[begin DOCUMENT EXCERPT]

What often reminded him of the twin towers, two rising silhouettes against the dark Chicago sky, was the same place he called home — the dangerous projects on the South Side. A three-year-old boy can only move so quickly; yet, he forced one small foot in front of the other to make his way back home to his mother. Maybe it was the kidnapper behind him who sparked a sudden desperate speed out of his tiny legs — an early echo of the endurance he would one day embody.
“I could remember times where I was almost kidnapped,” said Markelle Taylor, at the Reflection Behind Bars panel, who served an 18-year sentence at San Quentin.
The event included a screening of the documentary, “Reflection Behind Bars” followed by a powerful discussion with members from the nonprofit Back to the Start. The program aims to empower incarcerated participants to write and produce stories in relation to their childhood traumas. Their mission is to raise public awareness of health and systemic inequities impacting their communities that lead to such trauma, and often, precede incarceration.

[end DOCUMENT EXCERPT]

TASK TO COMPLETE →
Name every geographic place mentioned in the passage about Markelle Taylor.

[begin DATA RECORDS]

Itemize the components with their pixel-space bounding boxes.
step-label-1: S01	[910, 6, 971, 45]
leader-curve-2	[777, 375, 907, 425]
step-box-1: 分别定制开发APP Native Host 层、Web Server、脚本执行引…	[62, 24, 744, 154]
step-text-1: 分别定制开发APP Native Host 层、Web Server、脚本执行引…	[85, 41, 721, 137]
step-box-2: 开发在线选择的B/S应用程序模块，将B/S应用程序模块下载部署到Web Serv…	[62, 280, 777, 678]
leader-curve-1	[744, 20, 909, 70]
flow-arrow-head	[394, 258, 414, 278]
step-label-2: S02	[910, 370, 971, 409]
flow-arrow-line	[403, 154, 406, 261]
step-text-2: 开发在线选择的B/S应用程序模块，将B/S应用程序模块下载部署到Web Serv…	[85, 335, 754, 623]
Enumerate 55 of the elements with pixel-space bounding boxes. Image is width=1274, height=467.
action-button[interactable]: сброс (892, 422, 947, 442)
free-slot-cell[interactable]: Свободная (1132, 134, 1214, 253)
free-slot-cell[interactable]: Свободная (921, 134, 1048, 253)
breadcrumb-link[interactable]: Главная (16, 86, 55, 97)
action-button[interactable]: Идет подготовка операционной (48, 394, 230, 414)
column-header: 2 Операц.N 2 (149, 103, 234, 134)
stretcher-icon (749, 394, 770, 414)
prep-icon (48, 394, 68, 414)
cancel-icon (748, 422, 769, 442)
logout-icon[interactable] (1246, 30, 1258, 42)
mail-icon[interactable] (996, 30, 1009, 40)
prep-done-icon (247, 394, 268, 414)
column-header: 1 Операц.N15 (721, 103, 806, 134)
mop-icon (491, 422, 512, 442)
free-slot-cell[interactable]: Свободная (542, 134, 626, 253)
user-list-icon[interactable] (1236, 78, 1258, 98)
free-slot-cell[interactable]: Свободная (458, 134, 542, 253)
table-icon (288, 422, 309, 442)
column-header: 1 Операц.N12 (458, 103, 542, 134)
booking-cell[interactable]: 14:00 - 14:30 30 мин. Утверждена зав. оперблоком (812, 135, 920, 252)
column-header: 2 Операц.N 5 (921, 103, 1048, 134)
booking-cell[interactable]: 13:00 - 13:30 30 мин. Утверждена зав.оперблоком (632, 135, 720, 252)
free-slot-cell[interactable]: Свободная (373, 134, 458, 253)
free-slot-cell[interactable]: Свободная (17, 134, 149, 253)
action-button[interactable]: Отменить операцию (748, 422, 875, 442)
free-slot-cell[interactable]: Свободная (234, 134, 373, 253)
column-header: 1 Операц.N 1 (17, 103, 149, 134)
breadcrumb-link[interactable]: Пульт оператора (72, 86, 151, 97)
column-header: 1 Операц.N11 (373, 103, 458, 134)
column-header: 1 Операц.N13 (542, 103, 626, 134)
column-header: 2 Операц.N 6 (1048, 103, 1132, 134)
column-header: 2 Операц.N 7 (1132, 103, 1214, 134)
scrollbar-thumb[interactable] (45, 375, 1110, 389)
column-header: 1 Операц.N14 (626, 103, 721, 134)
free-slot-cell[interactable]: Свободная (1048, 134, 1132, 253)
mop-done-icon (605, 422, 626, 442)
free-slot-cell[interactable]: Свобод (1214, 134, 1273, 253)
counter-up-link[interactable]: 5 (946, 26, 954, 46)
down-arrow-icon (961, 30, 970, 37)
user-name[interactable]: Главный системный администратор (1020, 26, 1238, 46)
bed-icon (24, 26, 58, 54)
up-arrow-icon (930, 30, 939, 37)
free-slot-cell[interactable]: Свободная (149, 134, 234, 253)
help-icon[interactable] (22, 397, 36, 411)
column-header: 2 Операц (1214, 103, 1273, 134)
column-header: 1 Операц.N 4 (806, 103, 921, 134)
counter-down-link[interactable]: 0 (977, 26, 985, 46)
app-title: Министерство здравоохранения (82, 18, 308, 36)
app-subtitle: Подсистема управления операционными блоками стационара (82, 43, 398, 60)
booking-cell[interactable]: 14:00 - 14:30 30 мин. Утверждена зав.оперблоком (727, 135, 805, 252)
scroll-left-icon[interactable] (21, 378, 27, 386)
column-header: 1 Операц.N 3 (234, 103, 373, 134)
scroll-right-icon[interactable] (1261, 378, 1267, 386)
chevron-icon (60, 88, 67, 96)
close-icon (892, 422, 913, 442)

[end DATA RECORDS]

ANSWER TO THIS PROBLEM →
Chicago, the South Side, San Quentin